Dataset entries:
::::::::

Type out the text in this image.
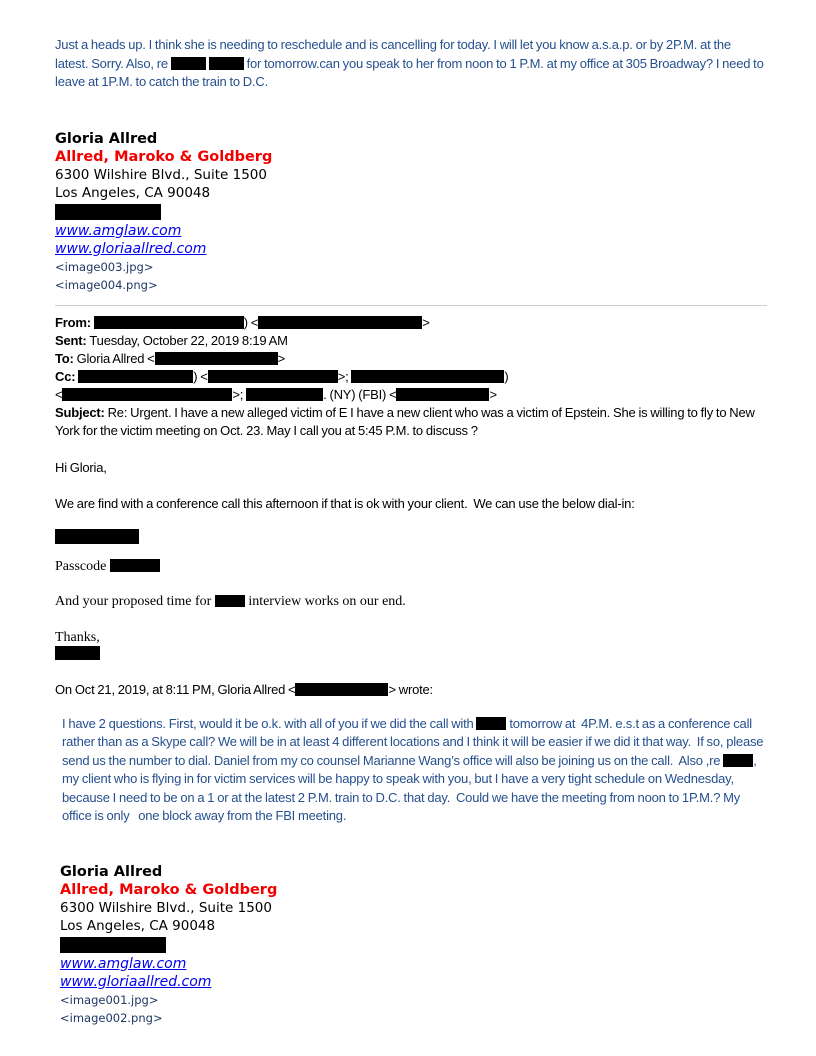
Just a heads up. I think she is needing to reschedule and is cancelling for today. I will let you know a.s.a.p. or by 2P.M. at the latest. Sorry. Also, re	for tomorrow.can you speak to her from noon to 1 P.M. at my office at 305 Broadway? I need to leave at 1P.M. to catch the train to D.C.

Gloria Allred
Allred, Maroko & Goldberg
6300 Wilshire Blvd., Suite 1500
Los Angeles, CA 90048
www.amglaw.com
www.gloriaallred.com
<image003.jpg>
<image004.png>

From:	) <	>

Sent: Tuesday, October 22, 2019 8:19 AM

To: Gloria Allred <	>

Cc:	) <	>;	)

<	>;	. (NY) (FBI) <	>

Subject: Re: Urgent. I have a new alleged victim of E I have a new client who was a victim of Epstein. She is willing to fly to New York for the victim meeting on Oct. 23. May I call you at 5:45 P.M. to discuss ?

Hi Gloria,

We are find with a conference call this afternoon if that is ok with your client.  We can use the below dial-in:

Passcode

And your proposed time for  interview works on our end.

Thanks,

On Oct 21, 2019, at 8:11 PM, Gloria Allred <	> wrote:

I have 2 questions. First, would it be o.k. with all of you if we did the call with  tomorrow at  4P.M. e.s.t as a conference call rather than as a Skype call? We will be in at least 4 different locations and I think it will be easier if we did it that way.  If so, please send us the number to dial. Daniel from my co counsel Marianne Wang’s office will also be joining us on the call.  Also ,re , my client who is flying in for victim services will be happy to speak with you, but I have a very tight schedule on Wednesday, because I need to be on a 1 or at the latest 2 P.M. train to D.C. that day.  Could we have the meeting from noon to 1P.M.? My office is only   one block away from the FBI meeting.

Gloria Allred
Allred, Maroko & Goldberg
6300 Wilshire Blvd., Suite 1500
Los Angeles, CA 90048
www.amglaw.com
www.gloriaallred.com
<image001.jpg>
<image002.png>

::::::::

> [Your goal]: Images in the data above are to be skipped. Retype all other material exactly.

> [Correct output]:
Type out the text in this image.
Just a heads up. I think she is needing to reschedule and is cancelling for today. I will let you know a.s.a.p. or by 2P.M. at the latest. Sorry. Also, re	for tomorrow.can you speak to her from noon to 1 P.M. at my office at 305 Broadway? I need to leave at 1P.M. to catch the train to D.C.

Gloria Allred
Allred, Maroko & Goldberg
6300 Wilshire Blvd., Suite 1500
Los Angeles, CA 90048
www.amglaw.com
www.gloriaallred.com
<image003.jpg>
<image004.png>

From:	) <	>

Sent: Tuesday, October 22, 2019 8:19 AM

To: Gloria Allred <	>

Cc:	) <	>;	)

<	>;	. (NY) (FBI) <	>

Subject: Re: Urgent. I have a new alleged victim of E I have a new client who was a victim of Epstein. She is willing to fly to New York for the victim meeting on Oct. 23. May I call you at 5:45 P.M. to discuss ?

Hi Gloria,

We are find with a conference call this afternoon if that is ok with your client.  We can use the below dial-in:

Passcode

And your proposed time for  interview works on our end.

Thanks,

On Oct 21, 2019, at 8:11 PM, Gloria Allred <	> wrote:

I have 2 questions. First, would it be o.k. with all of you if we did the call with  tomorrow at  4P.M. e.s.t as a conference call rather than as a Skype call? We will be in at least 4 different locations and I think it will be easier if we did it that way.  If so, please send us the number to dial. Daniel from my co counsel Marianne Wang’s office will also be joining us on the call.  Also ,re , my client who is flying in for victim services will be happy to speak with you, but I have a very tight schedule on Wednesday, because I need to be on a 1 or at the latest 2 P.M. train to D.C. that day.  Could we have the meeting from noon to 1P.M.? My office is only   one block away from the FBI meeting.

Gloria Allred
Allred, Maroko & Goldberg
6300 Wilshire Blvd., Suite 1500
Los Angeles, CA 90048
www.amglaw.com
www.gloriaallred.com
<image001.jpg>
<image002.png>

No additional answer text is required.